— Extracted records —
————

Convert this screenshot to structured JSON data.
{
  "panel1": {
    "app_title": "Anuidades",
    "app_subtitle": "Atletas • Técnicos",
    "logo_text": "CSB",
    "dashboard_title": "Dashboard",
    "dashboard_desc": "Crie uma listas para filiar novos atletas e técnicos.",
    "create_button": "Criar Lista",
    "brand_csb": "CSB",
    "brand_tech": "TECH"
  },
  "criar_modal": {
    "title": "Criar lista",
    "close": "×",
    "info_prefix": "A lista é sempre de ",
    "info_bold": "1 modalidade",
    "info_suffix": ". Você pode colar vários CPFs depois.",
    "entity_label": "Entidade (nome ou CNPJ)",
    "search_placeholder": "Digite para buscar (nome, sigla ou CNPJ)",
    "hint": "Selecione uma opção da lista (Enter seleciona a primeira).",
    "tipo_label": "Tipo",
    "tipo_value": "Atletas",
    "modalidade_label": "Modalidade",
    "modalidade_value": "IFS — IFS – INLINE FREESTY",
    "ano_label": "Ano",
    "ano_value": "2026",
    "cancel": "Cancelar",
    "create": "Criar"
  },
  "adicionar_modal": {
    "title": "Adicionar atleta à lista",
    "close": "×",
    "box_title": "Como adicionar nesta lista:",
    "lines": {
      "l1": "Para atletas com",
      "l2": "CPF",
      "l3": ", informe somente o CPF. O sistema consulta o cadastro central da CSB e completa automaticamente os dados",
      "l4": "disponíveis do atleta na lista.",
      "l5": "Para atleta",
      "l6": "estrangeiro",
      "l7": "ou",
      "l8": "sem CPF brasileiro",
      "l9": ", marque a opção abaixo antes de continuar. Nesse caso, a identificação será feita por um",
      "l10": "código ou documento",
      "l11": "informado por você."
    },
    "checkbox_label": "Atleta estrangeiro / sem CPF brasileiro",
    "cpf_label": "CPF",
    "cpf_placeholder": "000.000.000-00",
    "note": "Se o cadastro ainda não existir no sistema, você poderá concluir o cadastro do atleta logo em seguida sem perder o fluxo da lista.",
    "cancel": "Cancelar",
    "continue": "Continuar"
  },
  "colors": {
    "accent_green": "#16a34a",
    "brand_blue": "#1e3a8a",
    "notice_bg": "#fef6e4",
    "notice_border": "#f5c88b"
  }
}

————

— EXERCISE PROMPT —
Identify the lines above that contain the word "estrangeiro", then copy them.

— SOLUTION FOR THIS PROBLEM —
      "l6": "estrangeiro",
    "checkbox_label": "Atleta estrangeiro / sem CPF brasileiro",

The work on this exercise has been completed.